▼▼▼
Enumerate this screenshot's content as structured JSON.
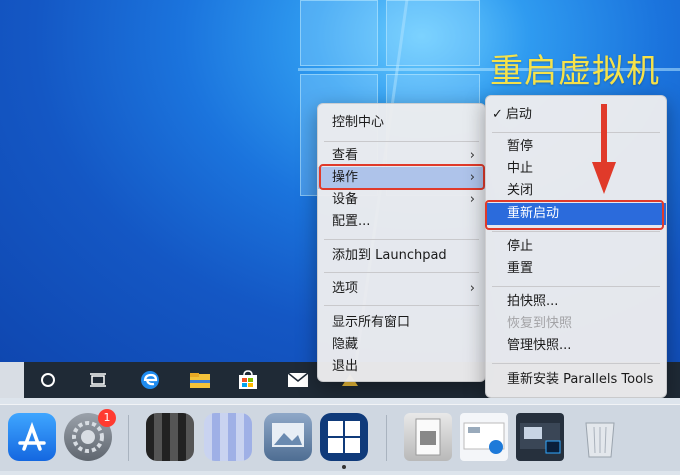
{
  "annotation": "重启虚拟机",
  "main_menu": {
    "items": {
      "control_center": "控制中心",
      "view": "查看",
      "actions": "操作",
      "devices": "设备",
      "configure": "配置...",
      "add_launchpad": "添加到 Launchpad",
      "options": "选项",
      "show_all": "显示所有窗口",
      "hide": "隐藏",
      "quit": "退出"
    }
  },
  "actions_submenu": {
    "check": "✓",
    "items": {
      "start": "启动",
      "pause": "暂停",
      "stop_mid": "中止",
      "shutdown": "关闭",
      "restart": "重新启动",
      "suspend": "停止",
      "reset": "重置",
      "snapshot": "拍快照...",
      "revert": "恢复到快照",
      "manage": "管理快照...",
      "reinstall": "重新安装 Parallels Tools"
    }
  },
  "dock": {
    "settings_badge": "1"
  },
  "colors": {
    "highlight": "#2b6bdc",
    "callout_red": "#e03a2a",
    "annotation_yellow": "#f6e24a"
  }
}
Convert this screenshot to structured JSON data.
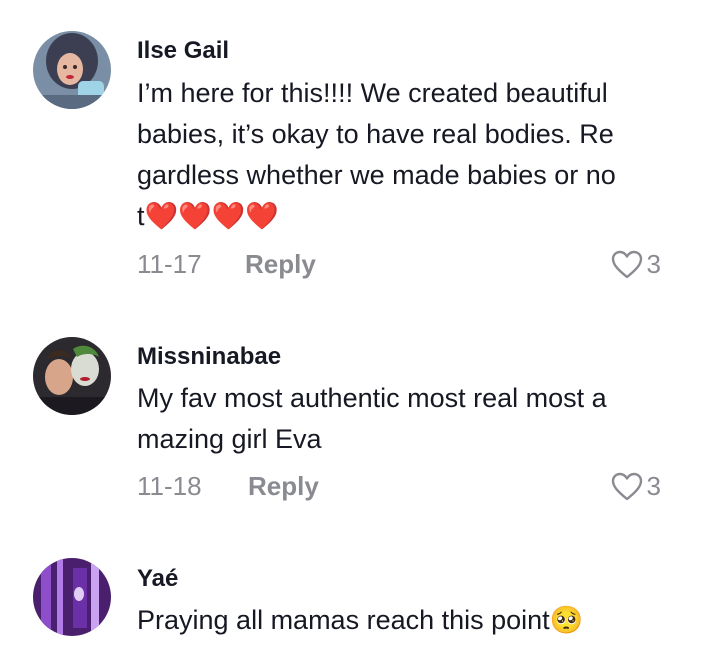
{
  "comments": [
    {
      "username": "Ilse Gail",
      "text": "I’m here for this!!!! We created beautiful\nbabies, it’s okay to have real bodies. Re\ngardless whether we made babies or no\nt❤️❤️❤️❤️",
      "date": "11-17",
      "reply_label": "Reply",
      "likes": "3"
    },
    {
      "username": "Missninabae",
      "text": "My fav most authentic most real most a\nmazing girl Eva",
      "date": "11-18",
      "reply_label": "Reply",
      "likes": "3"
    },
    {
      "username": "Yaé",
      "text": "Praying all mamas reach this point🥺",
      "date": "",
      "reply_label": "",
      "likes": ""
    }
  ],
  "colors": {
    "text": "#161823",
    "muted": "#8a8b91",
    "heart": "#e0102d"
  },
  "icons": {
    "like": "heart-outline-icon"
  }
}
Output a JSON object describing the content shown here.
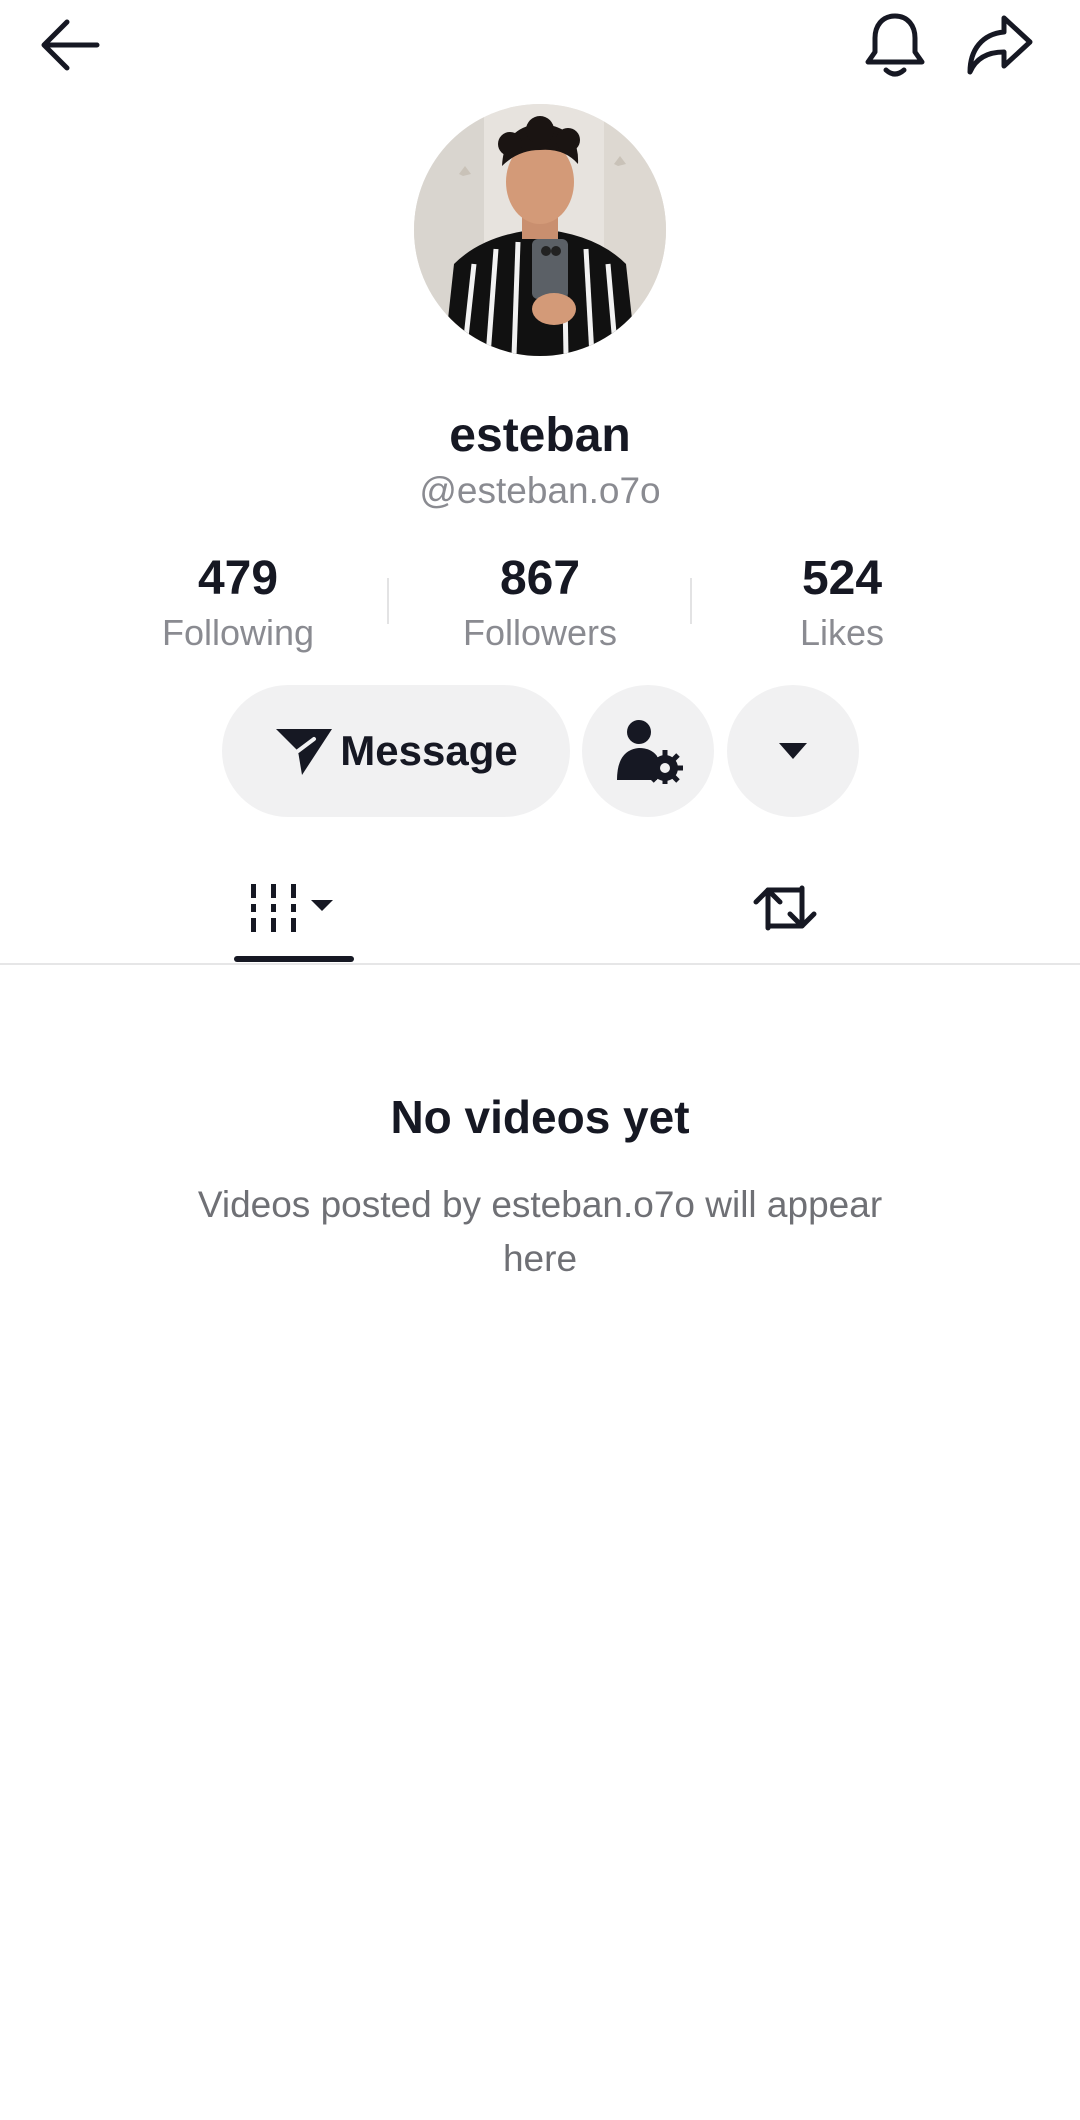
{
  "profile": {
    "display_name": "esteban",
    "handle": "@esteban.o7o"
  },
  "stats": [
    {
      "value": "479",
      "label": "Following"
    },
    {
      "value": "867",
      "label": "Followers"
    },
    {
      "value": "524",
      "label": "Likes"
    }
  ],
  "actions": {
    "message_label": "Message"
  },
  "tabs": {
    "videos_icon": "grid-icon",
    "reposts_icon": "repost-icon"
  },
  "empty_state": {
    "title": "No videos yet",
    "subtitle": "Videos posted by esteban.o7o will appear here"
  },
  "colors": {
    "text_primary": "#161823",
    "text_secondary": "#8a8b91",
    "button_bg": "#f1f1f2"
  }
}
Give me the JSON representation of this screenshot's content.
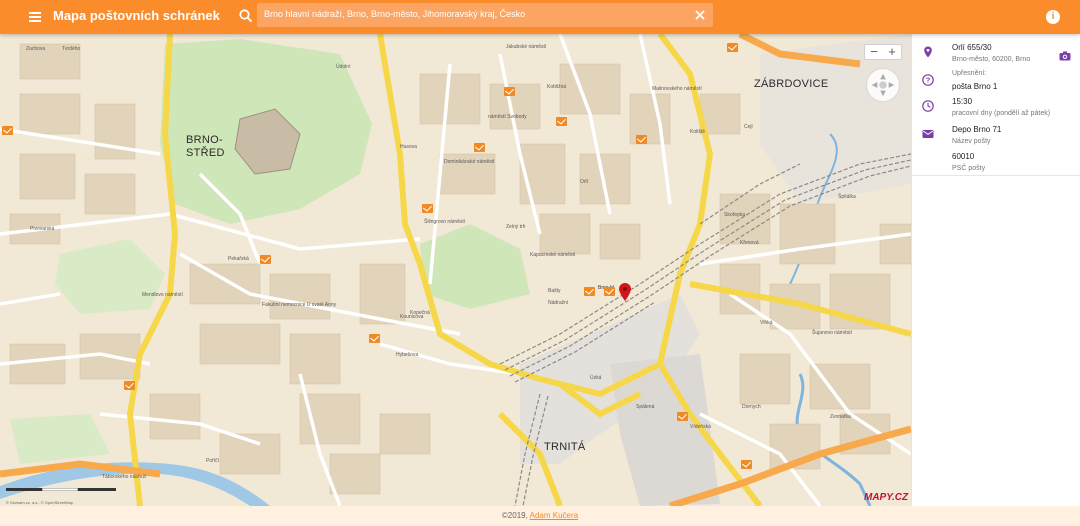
{
  "app": {
    "title": "Mapa poštovních schránek"
  },
  "search": {
    "value": "Brno hlavní nádraží, Brno, Brno-město, Jihomoravský kraj, Česko"
  },
  "map": {
    "districts": [
      "BRNO-",
      "STŘED",
      "ZÁBRDOVICE",
      "TRNITÁ"
    ],
    "labels": [
      "Zachova",
      "Tvrdého",
      "Údolní",
      "Jakubské náměstí",
      "Kobližná",
      "náměstí Svobody",
      "Malinovského náměstí",
      "Dominikánské náměstí",
      "Šilingrovo náměstí",
      "Zelný trh",
      "Kapucínské náměstí",
      "Pekařská",
      "Husova",
      "Mendlovo náměstí",
      "Křenová",
      "Nádražní",
      "Úzká",
      "Dornych",
      "Hybešova",
      "Pivovarská",
      "Kounicova",
      "Koliště",
      "Cejl",
      "Šujanovo náměstí",
      "Vídeňská",
      "Poříčí",
      "Zvonařka",
      "Vlhká",
      "Špitálka",
      "Skořepka",
      "Spálená",
      "Kopečná",
      "Bašty",
      "Orlí",
      "Fakultní nemocnice U svaté Anny",
      "Táborského nábřeží"
    ],
    "station_label": "Brno hl.",
    "brand": "MAPY.CZ",
    "attribution": "© Seznam.cz, a.s., © OpenStreetMap",
    "zoom_in": "+",
    "zoom_out": "−"
  },
  "panel": {
    "address": {
      "line1": "Orlí 655/30",
      "line2": "Brno-město, 60200, Brno"
    },
    "specification": {
      "label": "Upřesnění:",
      "value": "pošta Brno 1"
    },
    "time": {
      "value": "15:30",
      "note": "pracovní dny (pondělí až pátek)"
    },
    "depot": {
      "name": "Depo Brno 71",
      "name_label": "Název pošty",
      "zip": "60010",
      "zip_label": "PSČ pošty"
    }
  },
  "footer": {
    "text": "©2019, ",
    "author": "Adam Kučera"
  },
  "colors": {
    "accent": "#fb8c2c",
    "panel_icon": "#7b3fa6",
    "pin": "#d0161a"
  }
}
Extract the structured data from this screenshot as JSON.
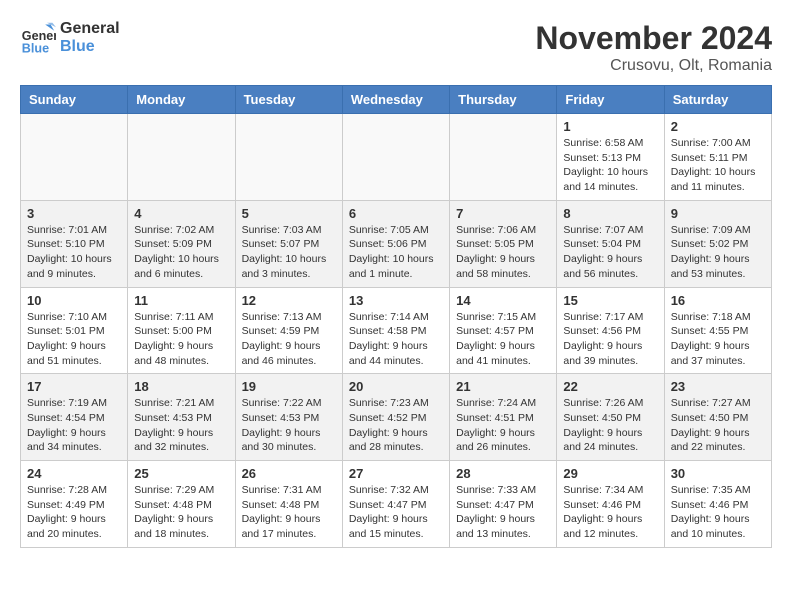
{
  "logo": {
    "line1": "General",
    "line2": "Blue"
  },
  "title": "November 2024",
  "subtitle": "Crusovu, Olt, Romania",
  "days_of_week": [
    "Sunday",
    "Monday",
    "Tuesday",
    "Wednesday",
    "Thursday",
    "Friday",
    "Saturday"
  ],
  "weeks": [
    [
      {
        "day": "",
        "info": ""
      },
      {
        "day": "",
        "info": ""
      },
      {
        "day": "",
        "info": ""
      },
      {
        "day": "",
        "info": ""
      },
      {
        "day": "",
        "info": ""
      },
      {
        "day": "1",
        "info": "Sunrise: 6:58 AM\nSunset: 5:13 PM\nDaylight: 10 hours and 14 minutes."
      },
      {
        "day": "2",
        "info": "Sunrise: 7:00 AM\nSunset: 5:11 PM\nDaylight: 10 hours and 11 minutes."
      }
    ],
    [
      {
        "day": "3",
        "info": "Sunrise: 7:01 AM\nSunset: 5:10 PM\nDaylight: 10 hours and 9 minutes."
      },
      {
        "day": "4",
        "info": "Sunrise: 7:02 AM\nSunset: 5:09 PM\nDaylight: 10 hours and 6 minutes."
      },
      {
        "day": "5",
        "info": "Sunrise: 7:03 AM\nSunset: 5:07 PM\nDaylight: 10 hours and 3 minutes."
      },
      {
        "day": "6",
        "info": "Sunrise: 7:05 AM\nSunset: 5:06 PM\nDaylight: 10 hours and 1 minute."
      },
      {
        "day": "7",
        "info": "Sunrise: 7:06 AM\nSunset: 5:05 PM\nDaylight: 9 hours and 58 minutes."
      },
      {
        "day": "8",
        "info": "Sunrise: 7:07 AM\nSunset: 5:04 PM\nDaylight: 9 hours and 56 minutes."
      },
      {
        "day": "9",
        "info": "Sunrise: 7:09 AM\nSunset: 5:02 PM\nDaylight: 9 hours and 53 minutes."
      }
    ],
    [
      {
        "day": "10",
        "info": "Sunrise: 7:10 AM\nSunset: 5:01 PM\nDaylight: 9 hours and 51 minutes."
      },
      {
        "day": "11",
        "info": "Sunrise: 7:11 AM\nSunset: 5:00 PM\nDaylight: 9 hours and 48 minutes."
      },
      {
        "day": "12",
        "info": "Sunrise: 7:13 AM\nSunset: 4:59 PM\nDaylight: 9 hours and 46 minutes."
      },
      {
        "day": "13",
        "info": "Sunrise: 7:14 AM\nSunset: 4:58 PM\nDaylight: 9 hours and 44 minutes."
      },
      {
        "day": "14",
        "info": "Sunrise: 7:15 AM\nSunset: 4:57 PM\nDaylight: 9 hours and 41 minutes."
      },
      {
        "day": "15",
        "info": "Sunrise: 7:17 AM\nSunset: 4:56 PM\nDaylight: 9 hours and 39 minutes."
      },
      {
        "day": "16",
        "info": "Sunrise: 7:18 AM\nSunset: 4:55 PM\nDaylight: 9 hours and 37 minutes."
      }
    ],
    [
      {
        "day": "17",
        "info": "Sunrise: 7:19 AM\nSunset: 4:54 PM\nDaylight: 9 hours and 34 minutes."
      },
      {
        "day": "18",
        "info": "Sunrise: 7:21 AM\nSunset: 4:53 PM\nDaylight: 9 hours and 32 minutes."
      },
      {
        "day": "19",
        "info": "Sunrise: 7:22 AM\nSunset: 4:53 PM\nDaylight: 9 hours and 30 minutes."
      },
      {
        "day": "20",
        "info": "Sunrise: 7:23 AM\nSunset: 4:52 PM\nDaylight: 9 hours and 28 minutes."
      },
      {
        "day": "21",
        "info": "Sunrise: 7:24 AM\nSunset: 4:51 PM\nDaylight: 9 hours and 26 minutes."
      },
      {
        "day": "22",
        "info": "Sunrise: 7:26 AM\nSunset: 4:50 PM\nDaylight: 9 hours and 24 minutes."
      },
      {
        "day": "23",
        "info": "Sunrise: 7:27 AM\nSunset: 4:50 PM\nDaylight: 9 hours and 22 minutes."
      }
    ],
    [
      {
        "day": "24",
        "info": "Sunrise: 7:28 AM\nSunset: 4:49 PM\nDaylight: 9 hours and 20 minutes."
      },
      {
        "day": "25",
        "info": "Sunrise: 7:29 AM\nSunset: 4:48 PM\nDaylight: 9 hours and 18 minutes."
      },
      {
        "day": "26",
        "info": "Sunrise: 7:31 AM\nSunset: 4:48 PM\nDaylight: 9 hours and 17 minutes."
      },
      {
        "day": "27",
        "info": "Sunrise: 7:32 AM\nSunset: 4:47 PM\nDaylight: 9 hours and 15 minutes."
      },
      {
        "day": "28",
        "info": "Sunrise: 7:33 AM\nSunset: 4:47 PM\nDaylight: 9 hours and 13 minutes."
      },
      {
        "day": "29",
        "info": "Sunrise: 7:34 AM\nSunset: 4:46 PM\nDaylight: 9 hours and 12 minutes."
      },
      {
        "day": "30",
        "info": "Sunrise: 7:35 AM\nSunset: 4:46 PM\nDaylight: 9 hours and 10 minutes."
      }
    ]
  ]
}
▲▲▲
▶ _To be done_:
Looking at the data above, show all lines where the word "content" occurs.

▶ _Worked answer_:
Enumerate this screenshot's content as structured JSON.
Output a JSON object describing the content shown here.
Give me the JSON representation of this screenshot's content.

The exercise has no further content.